Instruction:
Across the entries below, count the lines in which the word "JSON" occurs. Reply with the count alone.

Material for this task:
(begin)
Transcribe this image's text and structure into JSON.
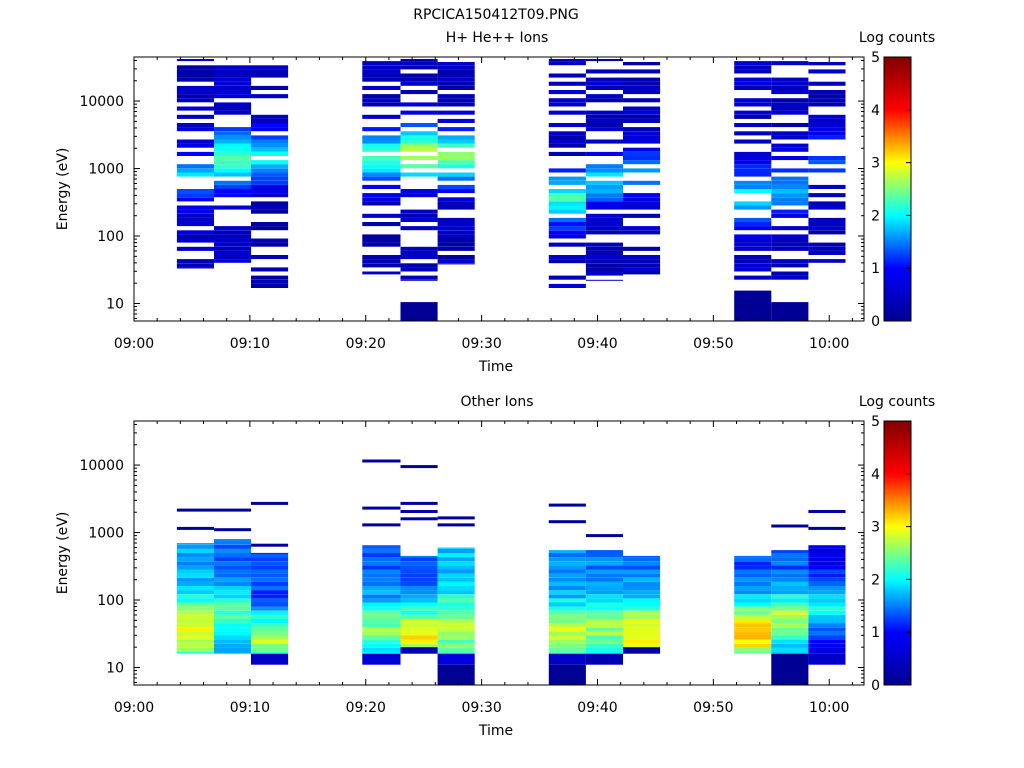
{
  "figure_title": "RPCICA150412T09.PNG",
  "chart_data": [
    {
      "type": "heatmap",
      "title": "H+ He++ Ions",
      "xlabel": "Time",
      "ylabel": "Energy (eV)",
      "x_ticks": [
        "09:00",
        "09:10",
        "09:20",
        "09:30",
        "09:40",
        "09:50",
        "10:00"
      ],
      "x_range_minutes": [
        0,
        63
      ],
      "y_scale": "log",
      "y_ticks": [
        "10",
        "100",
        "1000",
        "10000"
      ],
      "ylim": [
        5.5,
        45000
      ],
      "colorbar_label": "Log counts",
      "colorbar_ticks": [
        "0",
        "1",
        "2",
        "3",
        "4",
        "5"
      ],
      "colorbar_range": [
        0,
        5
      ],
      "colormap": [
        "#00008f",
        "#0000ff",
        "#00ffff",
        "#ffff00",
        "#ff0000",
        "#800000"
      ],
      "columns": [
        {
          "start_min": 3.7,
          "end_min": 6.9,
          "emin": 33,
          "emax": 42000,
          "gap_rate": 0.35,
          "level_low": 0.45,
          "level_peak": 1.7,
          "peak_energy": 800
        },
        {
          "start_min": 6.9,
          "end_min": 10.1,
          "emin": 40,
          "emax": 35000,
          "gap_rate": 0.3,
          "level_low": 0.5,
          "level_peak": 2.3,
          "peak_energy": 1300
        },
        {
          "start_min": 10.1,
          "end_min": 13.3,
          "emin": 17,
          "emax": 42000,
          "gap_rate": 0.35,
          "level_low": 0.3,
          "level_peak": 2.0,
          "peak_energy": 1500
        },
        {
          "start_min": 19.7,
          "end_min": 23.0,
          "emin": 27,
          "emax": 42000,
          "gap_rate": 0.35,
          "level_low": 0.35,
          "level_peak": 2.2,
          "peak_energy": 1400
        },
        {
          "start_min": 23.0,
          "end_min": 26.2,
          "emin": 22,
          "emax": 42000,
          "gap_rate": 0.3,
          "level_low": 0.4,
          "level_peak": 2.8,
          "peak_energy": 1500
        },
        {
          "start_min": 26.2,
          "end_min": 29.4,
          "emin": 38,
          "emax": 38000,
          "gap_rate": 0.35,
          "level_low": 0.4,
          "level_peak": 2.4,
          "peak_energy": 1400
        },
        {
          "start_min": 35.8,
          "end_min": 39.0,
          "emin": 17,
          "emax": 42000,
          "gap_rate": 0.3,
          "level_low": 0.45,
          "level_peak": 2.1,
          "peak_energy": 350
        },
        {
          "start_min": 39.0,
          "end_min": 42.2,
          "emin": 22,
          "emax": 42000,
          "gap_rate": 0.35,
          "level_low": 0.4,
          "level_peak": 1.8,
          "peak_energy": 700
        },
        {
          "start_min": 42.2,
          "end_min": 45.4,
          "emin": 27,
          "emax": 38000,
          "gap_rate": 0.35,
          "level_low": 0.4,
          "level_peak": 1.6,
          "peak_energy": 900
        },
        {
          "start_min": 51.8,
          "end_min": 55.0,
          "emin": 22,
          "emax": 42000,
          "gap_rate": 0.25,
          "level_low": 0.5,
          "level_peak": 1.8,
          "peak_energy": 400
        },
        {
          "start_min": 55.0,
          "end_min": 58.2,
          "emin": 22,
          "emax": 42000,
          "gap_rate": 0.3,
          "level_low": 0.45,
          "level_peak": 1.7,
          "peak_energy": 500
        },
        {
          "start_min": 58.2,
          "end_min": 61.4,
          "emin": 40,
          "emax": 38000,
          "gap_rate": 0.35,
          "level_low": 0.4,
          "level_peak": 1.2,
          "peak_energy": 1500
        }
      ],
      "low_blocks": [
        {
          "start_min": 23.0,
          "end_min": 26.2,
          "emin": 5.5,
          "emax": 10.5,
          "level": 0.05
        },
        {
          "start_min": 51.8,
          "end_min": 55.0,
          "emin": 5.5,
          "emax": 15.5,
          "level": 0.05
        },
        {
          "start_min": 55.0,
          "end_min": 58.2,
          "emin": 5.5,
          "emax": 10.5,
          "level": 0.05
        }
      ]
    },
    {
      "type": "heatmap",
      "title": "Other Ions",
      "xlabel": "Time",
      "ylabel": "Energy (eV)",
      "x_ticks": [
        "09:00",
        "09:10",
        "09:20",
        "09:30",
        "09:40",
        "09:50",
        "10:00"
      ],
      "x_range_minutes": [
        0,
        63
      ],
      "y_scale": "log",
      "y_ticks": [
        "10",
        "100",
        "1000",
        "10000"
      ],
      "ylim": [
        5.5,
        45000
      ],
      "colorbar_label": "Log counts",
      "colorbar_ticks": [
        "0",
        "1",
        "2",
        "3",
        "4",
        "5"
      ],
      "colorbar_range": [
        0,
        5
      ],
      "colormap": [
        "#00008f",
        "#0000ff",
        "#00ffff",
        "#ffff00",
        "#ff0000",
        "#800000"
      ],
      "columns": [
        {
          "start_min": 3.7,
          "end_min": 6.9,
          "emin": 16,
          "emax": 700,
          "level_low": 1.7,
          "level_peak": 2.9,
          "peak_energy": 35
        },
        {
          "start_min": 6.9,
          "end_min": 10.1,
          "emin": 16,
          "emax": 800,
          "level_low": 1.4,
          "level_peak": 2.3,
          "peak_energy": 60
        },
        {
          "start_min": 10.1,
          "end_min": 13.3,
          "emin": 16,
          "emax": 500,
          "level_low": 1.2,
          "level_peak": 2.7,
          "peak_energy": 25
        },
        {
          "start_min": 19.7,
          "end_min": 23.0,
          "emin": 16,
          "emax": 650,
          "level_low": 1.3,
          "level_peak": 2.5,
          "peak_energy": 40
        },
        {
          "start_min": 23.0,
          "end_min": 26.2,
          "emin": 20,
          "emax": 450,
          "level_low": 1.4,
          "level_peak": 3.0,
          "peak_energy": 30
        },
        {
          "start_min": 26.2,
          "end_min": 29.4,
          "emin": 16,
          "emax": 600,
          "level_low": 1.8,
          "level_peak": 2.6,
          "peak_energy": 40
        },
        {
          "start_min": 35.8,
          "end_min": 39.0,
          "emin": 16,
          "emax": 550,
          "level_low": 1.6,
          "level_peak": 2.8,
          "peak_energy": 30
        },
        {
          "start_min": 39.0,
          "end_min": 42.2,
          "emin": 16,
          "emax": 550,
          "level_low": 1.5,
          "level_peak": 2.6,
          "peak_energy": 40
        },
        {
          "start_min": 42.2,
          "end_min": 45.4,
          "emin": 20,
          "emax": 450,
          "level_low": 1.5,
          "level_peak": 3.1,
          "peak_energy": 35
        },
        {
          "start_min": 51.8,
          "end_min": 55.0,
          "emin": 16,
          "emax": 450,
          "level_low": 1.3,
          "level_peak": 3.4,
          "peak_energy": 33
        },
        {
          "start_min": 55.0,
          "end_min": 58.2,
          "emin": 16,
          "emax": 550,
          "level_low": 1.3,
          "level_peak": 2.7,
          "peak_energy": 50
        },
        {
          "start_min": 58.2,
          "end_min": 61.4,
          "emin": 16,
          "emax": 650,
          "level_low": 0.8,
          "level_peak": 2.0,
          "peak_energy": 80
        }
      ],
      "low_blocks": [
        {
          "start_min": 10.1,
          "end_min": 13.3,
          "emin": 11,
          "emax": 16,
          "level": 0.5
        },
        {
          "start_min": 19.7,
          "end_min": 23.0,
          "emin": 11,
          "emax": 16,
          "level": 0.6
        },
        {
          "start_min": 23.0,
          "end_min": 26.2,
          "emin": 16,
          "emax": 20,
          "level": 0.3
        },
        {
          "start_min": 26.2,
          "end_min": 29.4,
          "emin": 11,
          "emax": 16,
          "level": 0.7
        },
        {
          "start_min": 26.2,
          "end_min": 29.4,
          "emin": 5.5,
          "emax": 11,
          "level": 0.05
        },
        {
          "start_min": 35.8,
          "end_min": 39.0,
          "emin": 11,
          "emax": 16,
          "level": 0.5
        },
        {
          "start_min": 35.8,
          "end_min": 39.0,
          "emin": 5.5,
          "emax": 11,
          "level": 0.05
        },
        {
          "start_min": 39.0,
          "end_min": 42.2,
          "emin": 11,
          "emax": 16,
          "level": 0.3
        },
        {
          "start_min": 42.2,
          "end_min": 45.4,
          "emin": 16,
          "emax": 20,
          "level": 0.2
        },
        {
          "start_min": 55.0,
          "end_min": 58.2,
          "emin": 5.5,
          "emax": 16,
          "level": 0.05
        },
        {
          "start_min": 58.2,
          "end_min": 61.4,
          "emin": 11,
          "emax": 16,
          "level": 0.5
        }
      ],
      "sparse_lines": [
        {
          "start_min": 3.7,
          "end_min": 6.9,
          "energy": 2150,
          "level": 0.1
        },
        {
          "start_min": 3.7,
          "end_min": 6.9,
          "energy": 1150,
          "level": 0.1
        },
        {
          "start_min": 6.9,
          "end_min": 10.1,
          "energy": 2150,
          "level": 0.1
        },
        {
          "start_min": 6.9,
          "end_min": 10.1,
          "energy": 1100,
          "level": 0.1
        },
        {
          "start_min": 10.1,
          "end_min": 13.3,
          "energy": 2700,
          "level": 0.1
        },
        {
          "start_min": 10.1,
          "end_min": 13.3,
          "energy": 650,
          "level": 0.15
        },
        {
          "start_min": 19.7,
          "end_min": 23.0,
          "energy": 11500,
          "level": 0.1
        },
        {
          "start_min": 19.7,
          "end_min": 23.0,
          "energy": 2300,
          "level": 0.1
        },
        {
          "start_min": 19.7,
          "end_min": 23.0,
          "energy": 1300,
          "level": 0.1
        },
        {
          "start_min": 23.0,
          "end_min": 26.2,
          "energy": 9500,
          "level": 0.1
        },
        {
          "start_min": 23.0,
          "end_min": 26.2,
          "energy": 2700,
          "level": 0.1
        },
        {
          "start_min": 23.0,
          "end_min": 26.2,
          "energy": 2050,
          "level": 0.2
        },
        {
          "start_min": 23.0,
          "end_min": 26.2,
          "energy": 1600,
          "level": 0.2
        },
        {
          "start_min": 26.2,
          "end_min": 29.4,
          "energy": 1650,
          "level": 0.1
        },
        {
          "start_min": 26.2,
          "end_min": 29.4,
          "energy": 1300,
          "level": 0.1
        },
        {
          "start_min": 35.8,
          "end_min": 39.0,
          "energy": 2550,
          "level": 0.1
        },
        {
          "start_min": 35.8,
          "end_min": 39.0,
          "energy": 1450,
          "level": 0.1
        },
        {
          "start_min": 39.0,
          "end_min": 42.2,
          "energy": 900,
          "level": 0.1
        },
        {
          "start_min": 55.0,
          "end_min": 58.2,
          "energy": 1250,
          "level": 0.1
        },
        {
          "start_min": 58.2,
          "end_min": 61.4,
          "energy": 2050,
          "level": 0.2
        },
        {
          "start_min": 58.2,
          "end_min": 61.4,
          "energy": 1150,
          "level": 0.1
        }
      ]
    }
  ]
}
(end)
(begin)
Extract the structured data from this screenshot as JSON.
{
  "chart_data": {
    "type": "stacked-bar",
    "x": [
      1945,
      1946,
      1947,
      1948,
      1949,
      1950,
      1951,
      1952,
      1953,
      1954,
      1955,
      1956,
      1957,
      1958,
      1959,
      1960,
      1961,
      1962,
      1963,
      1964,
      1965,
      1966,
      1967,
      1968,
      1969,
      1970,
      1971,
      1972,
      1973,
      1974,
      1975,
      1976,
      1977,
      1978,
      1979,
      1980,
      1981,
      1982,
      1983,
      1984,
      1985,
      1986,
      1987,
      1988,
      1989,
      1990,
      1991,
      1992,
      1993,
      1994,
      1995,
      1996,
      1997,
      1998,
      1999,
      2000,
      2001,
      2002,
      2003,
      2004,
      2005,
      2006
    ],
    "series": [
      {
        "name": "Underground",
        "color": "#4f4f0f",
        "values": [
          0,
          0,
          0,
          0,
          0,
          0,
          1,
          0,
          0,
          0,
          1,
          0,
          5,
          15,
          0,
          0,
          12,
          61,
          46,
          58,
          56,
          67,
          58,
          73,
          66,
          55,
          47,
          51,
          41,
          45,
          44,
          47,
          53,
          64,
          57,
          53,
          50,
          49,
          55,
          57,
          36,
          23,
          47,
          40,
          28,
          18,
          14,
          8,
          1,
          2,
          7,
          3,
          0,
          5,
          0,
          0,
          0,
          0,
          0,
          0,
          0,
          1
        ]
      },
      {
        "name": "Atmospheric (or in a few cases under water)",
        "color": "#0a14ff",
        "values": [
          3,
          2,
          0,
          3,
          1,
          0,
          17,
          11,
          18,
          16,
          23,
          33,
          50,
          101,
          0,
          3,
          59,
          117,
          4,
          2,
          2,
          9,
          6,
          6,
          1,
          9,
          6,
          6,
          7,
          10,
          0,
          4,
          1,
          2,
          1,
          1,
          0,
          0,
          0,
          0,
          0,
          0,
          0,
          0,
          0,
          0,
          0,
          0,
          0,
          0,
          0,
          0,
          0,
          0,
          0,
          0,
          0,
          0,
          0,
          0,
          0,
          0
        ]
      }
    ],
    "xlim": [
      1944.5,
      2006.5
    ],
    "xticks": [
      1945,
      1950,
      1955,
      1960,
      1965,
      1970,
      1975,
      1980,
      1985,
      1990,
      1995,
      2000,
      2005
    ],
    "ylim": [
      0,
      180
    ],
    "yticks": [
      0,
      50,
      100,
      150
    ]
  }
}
(end)
Response below:
2